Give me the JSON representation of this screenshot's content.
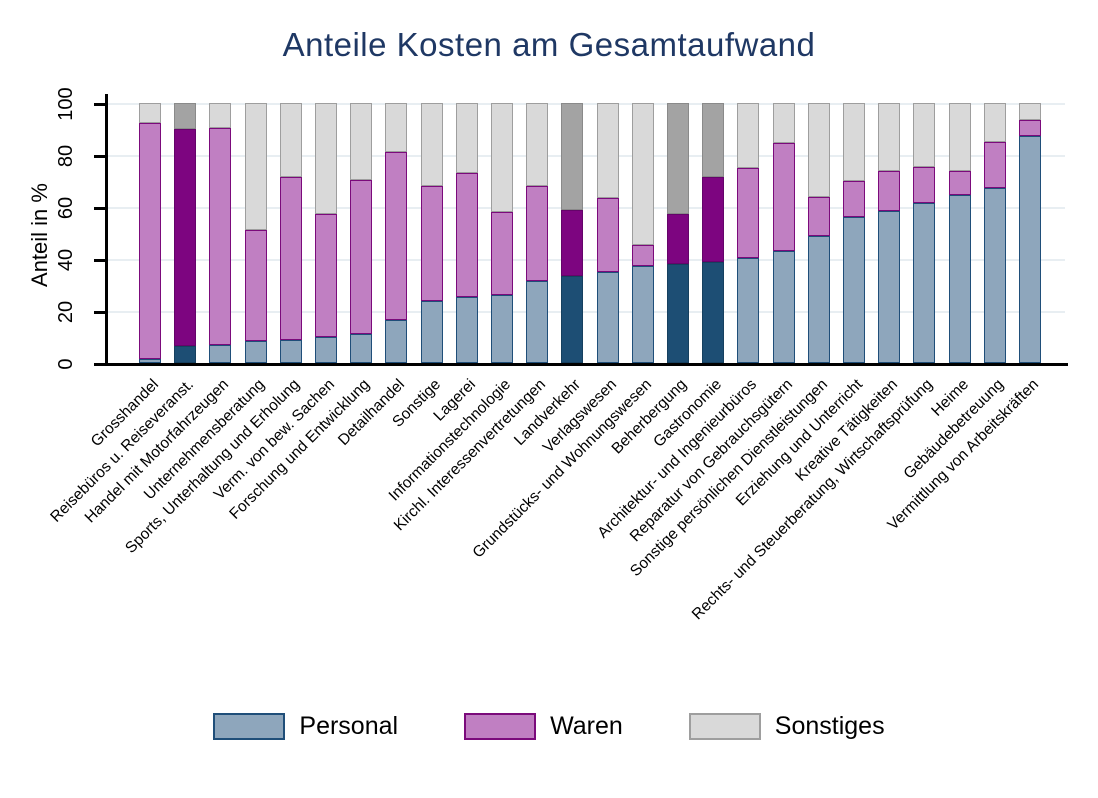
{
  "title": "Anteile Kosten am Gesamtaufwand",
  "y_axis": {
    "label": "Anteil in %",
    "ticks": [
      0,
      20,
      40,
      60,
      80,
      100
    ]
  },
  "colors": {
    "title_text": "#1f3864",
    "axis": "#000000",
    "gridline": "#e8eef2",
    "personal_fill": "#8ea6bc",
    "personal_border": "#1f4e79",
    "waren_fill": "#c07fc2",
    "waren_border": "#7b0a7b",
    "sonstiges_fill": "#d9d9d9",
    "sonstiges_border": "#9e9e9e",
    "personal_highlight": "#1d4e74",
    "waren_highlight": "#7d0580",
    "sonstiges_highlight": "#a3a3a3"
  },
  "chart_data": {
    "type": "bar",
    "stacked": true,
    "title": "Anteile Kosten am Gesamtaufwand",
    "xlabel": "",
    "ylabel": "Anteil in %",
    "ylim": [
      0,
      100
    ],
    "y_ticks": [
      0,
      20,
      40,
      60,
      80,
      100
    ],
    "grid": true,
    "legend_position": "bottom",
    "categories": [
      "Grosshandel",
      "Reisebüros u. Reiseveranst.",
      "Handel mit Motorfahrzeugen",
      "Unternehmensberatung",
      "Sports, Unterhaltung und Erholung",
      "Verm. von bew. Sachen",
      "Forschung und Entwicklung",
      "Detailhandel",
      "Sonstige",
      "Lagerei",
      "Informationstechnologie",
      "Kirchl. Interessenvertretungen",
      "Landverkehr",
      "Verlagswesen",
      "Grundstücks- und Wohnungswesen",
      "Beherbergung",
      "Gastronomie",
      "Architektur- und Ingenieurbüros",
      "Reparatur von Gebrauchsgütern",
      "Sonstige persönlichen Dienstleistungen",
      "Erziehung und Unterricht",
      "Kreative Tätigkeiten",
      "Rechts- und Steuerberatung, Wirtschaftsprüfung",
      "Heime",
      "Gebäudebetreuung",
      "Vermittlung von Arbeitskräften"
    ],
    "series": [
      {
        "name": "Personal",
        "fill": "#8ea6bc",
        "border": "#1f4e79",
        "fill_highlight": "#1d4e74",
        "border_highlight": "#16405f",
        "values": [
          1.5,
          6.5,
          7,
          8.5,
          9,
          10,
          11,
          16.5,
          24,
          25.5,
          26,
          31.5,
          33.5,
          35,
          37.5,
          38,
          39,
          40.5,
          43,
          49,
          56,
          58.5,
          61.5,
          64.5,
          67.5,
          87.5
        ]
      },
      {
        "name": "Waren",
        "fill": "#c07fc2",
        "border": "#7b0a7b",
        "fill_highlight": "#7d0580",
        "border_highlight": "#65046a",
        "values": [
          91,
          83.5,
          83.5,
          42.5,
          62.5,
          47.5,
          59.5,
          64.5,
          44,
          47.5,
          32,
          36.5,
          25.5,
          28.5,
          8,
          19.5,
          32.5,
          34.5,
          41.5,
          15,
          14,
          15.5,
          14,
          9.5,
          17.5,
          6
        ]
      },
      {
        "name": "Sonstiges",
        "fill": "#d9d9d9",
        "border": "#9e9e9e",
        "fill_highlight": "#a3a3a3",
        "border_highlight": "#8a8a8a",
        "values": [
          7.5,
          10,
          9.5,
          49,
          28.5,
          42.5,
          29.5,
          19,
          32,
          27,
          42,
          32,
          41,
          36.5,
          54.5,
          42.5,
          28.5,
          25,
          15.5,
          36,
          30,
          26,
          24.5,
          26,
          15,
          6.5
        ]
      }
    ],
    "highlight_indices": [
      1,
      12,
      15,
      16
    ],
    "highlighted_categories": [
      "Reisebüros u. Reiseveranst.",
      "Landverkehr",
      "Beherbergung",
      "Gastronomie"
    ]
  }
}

· · ·

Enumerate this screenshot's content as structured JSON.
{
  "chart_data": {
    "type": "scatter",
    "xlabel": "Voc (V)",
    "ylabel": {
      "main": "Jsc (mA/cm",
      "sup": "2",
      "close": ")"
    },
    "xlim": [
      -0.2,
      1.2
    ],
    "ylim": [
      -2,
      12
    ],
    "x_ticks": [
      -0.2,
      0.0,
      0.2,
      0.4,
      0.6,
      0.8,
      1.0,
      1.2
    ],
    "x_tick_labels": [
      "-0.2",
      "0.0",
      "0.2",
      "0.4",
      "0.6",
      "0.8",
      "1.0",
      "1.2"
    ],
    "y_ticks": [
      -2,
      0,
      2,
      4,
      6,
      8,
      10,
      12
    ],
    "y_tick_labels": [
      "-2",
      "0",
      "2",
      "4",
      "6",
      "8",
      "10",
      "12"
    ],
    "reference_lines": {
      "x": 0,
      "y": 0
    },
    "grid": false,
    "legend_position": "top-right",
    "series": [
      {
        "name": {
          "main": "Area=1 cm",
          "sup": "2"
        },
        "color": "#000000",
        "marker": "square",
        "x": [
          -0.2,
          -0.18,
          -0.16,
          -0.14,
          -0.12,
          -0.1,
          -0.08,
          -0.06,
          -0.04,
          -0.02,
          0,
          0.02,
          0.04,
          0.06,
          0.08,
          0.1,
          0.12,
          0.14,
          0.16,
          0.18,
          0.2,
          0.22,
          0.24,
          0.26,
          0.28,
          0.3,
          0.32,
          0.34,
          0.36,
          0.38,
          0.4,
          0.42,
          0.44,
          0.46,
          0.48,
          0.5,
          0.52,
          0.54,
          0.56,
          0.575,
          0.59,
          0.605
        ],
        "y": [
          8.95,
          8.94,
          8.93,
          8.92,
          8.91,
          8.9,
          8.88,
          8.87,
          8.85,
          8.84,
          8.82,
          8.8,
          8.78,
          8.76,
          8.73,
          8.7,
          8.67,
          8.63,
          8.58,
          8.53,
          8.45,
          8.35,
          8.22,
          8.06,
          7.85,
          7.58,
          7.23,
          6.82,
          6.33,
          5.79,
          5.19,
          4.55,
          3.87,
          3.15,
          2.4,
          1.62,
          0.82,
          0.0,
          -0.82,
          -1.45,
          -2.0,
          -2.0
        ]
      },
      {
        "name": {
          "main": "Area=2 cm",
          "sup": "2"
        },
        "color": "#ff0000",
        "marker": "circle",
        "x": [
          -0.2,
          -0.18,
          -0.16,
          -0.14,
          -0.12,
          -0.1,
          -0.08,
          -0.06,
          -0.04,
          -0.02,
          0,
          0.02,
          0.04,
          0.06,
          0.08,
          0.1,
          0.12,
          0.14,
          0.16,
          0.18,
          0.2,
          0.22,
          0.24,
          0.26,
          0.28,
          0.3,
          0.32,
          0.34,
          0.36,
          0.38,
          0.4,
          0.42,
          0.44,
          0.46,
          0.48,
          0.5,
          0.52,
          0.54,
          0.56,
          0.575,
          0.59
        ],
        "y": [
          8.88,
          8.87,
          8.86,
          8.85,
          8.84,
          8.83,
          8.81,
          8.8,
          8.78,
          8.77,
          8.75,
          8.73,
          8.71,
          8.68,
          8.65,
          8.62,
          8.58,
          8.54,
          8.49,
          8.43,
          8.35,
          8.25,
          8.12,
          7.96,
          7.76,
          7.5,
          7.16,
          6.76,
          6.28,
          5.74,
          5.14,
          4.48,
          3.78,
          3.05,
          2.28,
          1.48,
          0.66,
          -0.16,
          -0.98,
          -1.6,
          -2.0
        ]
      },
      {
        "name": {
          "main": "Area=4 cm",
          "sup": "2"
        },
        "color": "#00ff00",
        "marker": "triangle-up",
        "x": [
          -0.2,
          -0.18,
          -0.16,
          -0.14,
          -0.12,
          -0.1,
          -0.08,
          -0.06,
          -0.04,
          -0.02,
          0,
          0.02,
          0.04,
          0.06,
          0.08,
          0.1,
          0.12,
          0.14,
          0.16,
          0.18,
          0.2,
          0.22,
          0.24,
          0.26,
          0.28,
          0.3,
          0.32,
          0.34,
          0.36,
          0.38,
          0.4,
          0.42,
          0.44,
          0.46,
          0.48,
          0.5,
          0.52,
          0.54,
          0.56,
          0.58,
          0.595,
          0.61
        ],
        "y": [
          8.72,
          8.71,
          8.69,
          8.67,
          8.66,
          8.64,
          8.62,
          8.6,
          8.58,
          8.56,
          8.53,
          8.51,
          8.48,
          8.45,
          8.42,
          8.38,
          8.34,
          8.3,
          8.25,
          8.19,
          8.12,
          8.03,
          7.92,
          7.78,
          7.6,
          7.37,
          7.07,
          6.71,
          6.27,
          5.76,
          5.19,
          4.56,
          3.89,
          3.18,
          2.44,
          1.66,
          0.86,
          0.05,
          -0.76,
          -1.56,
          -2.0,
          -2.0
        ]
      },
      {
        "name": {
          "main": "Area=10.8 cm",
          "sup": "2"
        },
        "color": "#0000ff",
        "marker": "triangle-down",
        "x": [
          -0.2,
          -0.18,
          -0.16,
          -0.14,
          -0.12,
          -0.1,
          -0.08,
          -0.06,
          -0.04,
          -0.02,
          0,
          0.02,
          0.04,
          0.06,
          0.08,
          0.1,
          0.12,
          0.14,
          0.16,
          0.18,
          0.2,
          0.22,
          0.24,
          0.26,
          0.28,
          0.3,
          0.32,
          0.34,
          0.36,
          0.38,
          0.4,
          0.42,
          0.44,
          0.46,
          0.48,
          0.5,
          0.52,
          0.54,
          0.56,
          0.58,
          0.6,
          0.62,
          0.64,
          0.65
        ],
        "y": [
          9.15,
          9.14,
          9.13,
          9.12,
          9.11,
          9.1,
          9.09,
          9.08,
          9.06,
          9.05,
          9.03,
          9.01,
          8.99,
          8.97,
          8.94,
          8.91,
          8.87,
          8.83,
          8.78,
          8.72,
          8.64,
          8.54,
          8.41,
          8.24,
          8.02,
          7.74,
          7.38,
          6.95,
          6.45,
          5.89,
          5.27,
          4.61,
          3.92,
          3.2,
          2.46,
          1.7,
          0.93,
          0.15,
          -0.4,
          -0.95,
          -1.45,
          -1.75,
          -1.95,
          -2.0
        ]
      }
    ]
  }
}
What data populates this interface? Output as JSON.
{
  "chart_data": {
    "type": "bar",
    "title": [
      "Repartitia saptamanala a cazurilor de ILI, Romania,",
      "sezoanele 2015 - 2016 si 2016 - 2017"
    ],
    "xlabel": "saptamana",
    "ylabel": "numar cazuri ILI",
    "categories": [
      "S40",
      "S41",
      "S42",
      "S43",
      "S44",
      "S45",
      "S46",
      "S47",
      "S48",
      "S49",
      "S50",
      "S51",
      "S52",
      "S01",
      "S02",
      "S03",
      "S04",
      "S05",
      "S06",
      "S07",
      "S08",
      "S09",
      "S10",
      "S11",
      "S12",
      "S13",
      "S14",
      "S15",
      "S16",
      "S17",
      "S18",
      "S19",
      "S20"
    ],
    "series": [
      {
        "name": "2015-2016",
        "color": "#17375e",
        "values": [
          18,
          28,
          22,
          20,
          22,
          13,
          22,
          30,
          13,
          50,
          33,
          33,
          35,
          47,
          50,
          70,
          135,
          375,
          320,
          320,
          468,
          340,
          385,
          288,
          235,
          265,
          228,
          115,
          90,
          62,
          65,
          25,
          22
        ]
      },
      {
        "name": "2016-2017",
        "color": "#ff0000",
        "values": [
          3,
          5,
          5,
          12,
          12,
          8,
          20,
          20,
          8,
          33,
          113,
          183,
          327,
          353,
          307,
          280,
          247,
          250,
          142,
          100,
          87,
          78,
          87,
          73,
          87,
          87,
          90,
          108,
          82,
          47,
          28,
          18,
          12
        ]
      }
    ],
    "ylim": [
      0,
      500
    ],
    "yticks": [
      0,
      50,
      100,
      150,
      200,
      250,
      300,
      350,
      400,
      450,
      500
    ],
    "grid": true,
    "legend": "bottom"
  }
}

· · ·

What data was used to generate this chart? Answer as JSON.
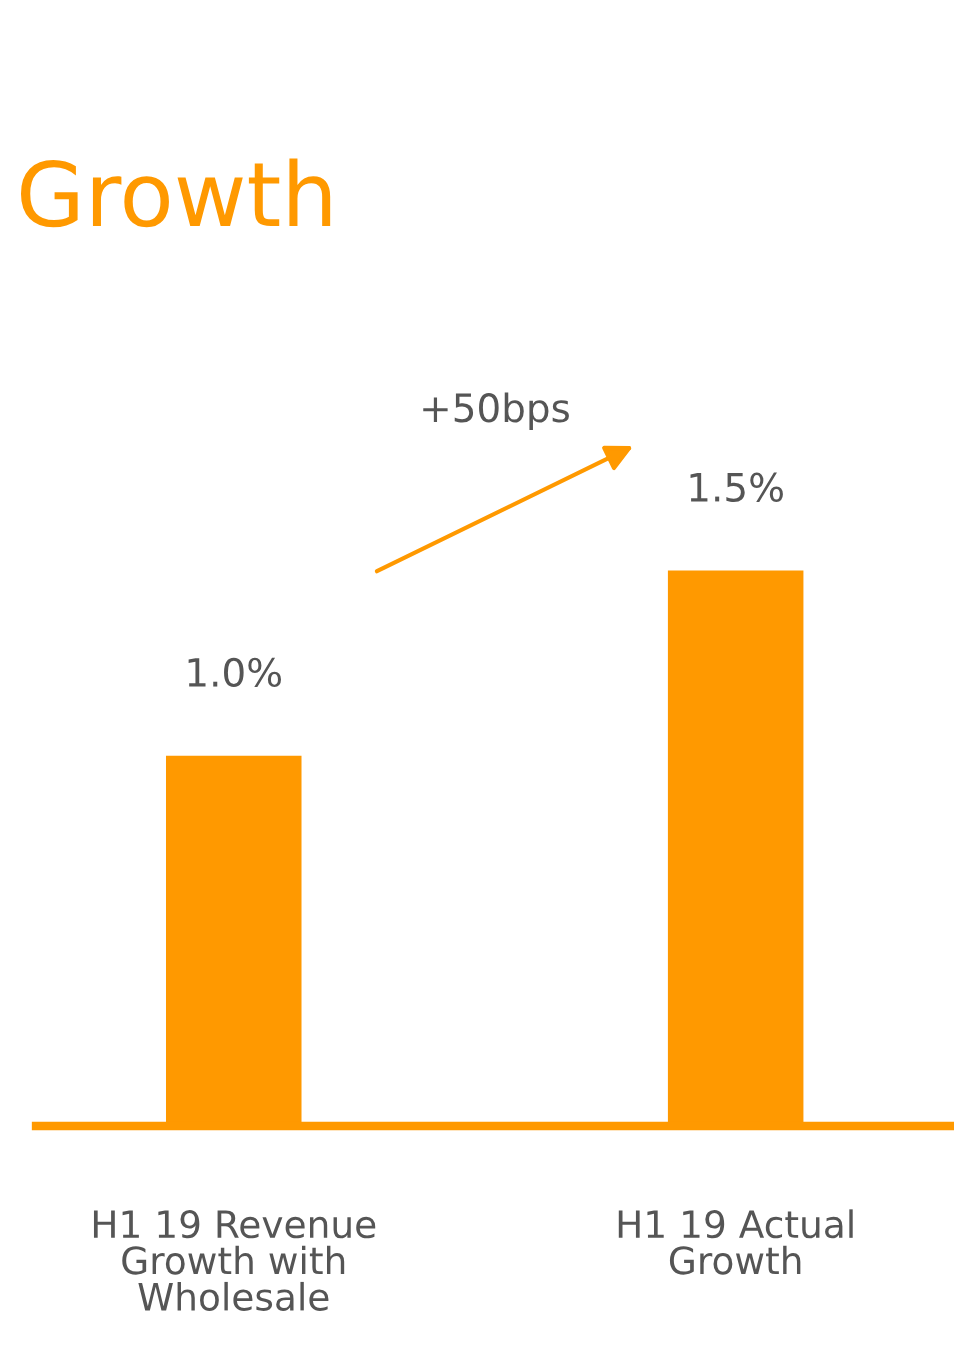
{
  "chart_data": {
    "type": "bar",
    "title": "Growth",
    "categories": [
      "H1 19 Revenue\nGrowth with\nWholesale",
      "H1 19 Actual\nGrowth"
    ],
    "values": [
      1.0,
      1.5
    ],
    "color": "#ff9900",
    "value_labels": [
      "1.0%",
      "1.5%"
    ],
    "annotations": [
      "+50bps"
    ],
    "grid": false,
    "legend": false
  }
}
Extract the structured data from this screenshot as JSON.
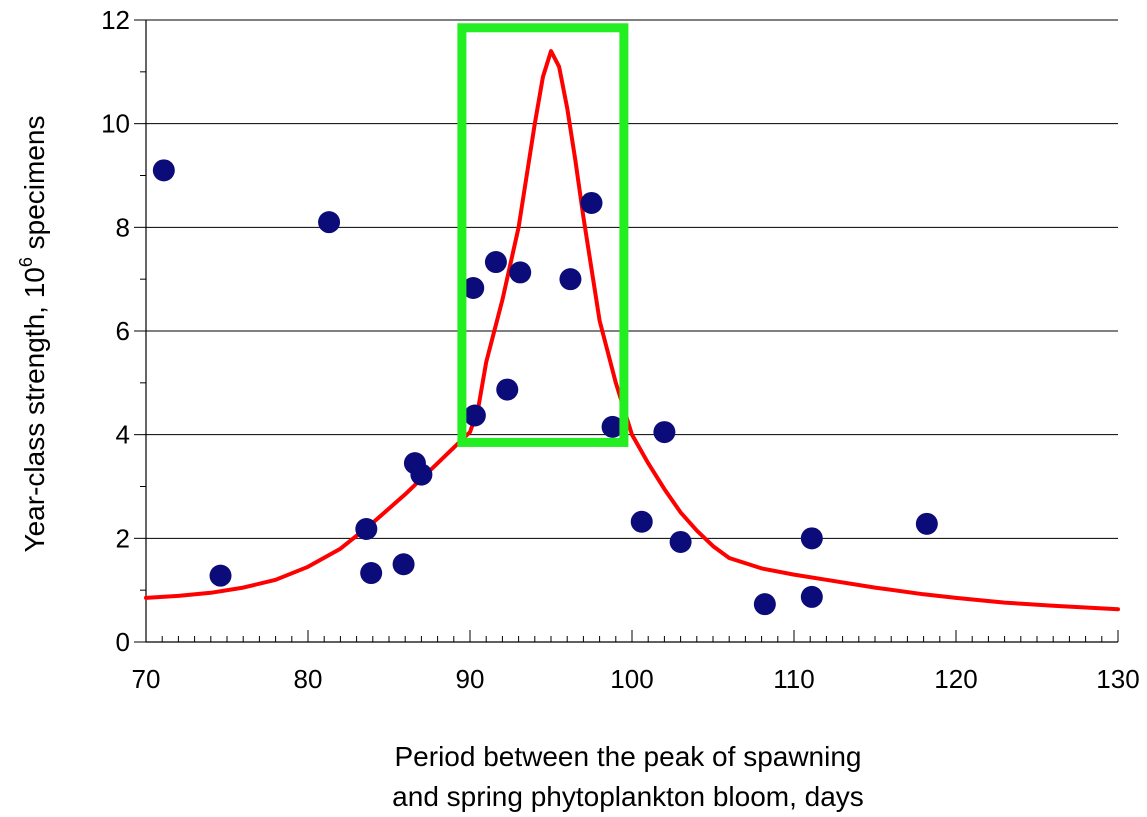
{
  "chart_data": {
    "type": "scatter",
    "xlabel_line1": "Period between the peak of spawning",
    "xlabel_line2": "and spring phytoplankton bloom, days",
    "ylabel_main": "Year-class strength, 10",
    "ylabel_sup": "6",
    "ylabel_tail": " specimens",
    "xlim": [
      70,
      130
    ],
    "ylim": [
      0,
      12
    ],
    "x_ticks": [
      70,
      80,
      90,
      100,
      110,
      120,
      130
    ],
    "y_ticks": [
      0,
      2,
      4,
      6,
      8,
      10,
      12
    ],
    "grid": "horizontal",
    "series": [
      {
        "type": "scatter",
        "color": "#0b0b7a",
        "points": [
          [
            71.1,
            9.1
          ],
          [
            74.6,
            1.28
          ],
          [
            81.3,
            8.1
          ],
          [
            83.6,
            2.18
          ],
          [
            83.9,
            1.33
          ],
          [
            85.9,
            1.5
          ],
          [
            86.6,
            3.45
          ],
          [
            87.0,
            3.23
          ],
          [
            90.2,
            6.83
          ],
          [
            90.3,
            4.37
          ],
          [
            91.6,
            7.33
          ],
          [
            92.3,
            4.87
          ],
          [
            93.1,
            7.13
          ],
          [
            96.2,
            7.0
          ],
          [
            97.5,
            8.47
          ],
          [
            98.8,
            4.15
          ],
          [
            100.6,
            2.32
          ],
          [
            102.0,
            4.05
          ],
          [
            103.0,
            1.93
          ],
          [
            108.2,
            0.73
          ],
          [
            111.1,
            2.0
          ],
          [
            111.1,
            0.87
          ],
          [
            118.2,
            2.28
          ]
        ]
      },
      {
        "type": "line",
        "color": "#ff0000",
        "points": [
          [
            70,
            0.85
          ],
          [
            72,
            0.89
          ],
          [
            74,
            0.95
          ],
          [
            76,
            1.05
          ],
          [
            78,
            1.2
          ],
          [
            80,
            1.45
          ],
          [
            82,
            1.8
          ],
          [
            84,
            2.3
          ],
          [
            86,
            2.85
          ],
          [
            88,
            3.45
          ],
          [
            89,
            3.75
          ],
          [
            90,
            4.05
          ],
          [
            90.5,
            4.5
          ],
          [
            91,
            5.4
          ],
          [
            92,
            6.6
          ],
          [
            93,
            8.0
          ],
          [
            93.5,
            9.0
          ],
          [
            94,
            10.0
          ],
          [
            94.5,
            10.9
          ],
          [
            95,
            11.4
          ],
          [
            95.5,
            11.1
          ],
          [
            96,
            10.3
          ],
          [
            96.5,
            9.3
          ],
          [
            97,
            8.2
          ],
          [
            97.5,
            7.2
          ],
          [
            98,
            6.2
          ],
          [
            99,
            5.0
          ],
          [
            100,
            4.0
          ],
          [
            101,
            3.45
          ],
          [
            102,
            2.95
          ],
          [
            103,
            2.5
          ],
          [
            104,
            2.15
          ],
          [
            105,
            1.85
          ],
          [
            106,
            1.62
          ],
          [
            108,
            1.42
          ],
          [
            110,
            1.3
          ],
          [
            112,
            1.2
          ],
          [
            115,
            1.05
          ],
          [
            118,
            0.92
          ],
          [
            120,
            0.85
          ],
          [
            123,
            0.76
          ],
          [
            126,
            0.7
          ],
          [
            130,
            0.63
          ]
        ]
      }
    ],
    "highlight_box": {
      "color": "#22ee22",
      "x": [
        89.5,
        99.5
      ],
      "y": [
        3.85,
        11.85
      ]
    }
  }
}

· · ·

• JOB:
Filter the data for the string "screenshot" and copy every line that has it.

• COMPLETE ANSWER:
Give me the JSON representation of this screenshot's content.
Enumerate this screenshot's content as structured JSON.
Extract the structured data from this screenshot as JSON.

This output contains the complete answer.